EXERCISE
Determine the number of lines that have the string "Encendido" in them, and give only that number.
-- BEGIN --
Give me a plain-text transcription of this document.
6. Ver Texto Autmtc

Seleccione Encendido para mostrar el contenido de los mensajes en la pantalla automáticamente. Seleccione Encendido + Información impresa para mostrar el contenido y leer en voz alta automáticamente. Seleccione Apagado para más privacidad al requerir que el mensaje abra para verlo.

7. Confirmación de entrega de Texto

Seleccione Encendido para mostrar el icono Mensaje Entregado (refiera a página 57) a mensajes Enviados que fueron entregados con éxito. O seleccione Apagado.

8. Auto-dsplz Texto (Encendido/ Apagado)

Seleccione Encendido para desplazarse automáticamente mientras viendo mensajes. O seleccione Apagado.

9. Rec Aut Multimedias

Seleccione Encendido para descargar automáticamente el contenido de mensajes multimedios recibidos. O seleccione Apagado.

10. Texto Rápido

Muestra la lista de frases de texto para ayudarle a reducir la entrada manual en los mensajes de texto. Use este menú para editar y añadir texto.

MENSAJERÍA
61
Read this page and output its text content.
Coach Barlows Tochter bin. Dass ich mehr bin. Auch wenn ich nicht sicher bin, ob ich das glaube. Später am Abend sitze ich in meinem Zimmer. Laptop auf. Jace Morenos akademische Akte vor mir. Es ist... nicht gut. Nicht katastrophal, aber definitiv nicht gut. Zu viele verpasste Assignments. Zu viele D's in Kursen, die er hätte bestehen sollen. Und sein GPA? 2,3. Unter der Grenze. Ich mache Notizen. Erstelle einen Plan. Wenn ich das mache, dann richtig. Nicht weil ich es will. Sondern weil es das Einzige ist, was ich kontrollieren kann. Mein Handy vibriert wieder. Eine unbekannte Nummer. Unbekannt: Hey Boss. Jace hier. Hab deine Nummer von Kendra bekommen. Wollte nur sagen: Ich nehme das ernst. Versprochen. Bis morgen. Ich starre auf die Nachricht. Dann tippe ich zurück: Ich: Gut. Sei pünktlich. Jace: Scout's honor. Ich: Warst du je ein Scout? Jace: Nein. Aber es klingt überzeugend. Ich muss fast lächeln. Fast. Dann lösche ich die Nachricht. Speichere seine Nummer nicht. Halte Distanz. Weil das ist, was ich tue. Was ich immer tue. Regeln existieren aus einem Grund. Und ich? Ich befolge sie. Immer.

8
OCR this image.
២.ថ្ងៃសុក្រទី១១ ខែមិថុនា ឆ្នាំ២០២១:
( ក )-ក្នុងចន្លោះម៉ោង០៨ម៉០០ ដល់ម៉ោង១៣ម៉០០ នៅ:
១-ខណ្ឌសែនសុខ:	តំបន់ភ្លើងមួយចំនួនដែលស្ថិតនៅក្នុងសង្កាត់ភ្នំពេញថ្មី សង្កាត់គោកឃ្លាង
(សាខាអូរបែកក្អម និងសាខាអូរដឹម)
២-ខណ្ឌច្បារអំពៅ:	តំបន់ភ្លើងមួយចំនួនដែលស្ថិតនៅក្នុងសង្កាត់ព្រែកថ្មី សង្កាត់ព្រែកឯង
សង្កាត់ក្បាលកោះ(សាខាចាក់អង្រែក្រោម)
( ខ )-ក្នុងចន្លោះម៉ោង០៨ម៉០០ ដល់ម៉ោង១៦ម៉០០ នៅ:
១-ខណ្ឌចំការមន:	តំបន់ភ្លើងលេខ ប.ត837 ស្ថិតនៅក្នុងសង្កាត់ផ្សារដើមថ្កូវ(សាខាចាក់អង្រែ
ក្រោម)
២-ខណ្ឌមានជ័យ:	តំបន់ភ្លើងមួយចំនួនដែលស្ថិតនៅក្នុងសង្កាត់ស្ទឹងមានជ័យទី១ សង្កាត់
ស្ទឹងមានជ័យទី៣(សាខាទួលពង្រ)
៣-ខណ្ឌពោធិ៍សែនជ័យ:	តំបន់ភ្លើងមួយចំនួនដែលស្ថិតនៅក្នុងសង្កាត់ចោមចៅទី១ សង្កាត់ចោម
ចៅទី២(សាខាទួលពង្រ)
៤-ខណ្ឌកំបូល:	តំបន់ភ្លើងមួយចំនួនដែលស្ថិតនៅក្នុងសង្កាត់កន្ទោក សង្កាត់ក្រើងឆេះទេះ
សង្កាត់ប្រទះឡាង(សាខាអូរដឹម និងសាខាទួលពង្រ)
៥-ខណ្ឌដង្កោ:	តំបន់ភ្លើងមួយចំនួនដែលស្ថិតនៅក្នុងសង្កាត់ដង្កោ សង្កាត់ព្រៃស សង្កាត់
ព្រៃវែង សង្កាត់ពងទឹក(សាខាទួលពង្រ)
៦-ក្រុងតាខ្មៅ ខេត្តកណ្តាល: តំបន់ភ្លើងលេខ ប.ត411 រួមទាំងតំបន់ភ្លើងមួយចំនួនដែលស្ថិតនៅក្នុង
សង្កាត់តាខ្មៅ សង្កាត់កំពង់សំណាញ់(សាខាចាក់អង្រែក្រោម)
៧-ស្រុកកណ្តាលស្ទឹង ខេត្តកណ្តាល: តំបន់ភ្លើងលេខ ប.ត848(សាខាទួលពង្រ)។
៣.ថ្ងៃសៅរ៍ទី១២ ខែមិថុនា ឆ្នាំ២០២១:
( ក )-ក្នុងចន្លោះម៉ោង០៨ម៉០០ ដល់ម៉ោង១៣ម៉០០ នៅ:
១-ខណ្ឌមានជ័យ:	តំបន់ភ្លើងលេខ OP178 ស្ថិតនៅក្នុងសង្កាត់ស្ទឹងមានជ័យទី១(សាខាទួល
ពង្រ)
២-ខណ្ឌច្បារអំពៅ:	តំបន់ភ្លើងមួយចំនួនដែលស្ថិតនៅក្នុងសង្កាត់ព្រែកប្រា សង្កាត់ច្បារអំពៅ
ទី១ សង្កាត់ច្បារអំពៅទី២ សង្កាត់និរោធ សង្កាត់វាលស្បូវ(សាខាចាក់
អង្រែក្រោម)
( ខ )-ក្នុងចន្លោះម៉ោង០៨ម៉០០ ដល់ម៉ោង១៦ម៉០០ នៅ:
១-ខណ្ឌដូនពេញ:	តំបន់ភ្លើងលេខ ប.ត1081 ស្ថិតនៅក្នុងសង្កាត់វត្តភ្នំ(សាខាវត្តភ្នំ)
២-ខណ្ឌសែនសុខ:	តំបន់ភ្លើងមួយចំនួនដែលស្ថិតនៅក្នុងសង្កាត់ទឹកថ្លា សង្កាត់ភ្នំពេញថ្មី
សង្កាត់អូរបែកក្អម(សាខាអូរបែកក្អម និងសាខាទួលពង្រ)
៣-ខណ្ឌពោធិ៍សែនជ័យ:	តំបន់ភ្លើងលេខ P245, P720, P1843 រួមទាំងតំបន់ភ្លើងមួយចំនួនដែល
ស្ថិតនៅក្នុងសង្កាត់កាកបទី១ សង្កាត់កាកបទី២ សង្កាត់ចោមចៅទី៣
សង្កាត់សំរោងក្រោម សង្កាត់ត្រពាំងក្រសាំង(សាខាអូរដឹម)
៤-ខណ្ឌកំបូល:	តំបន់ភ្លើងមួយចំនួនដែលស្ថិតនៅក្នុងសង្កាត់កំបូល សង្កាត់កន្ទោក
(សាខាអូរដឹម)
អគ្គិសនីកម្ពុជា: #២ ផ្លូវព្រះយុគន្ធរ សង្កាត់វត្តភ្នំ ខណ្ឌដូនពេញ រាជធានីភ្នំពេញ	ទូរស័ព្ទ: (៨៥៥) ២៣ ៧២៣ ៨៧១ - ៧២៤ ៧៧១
-- END --
RESULT
5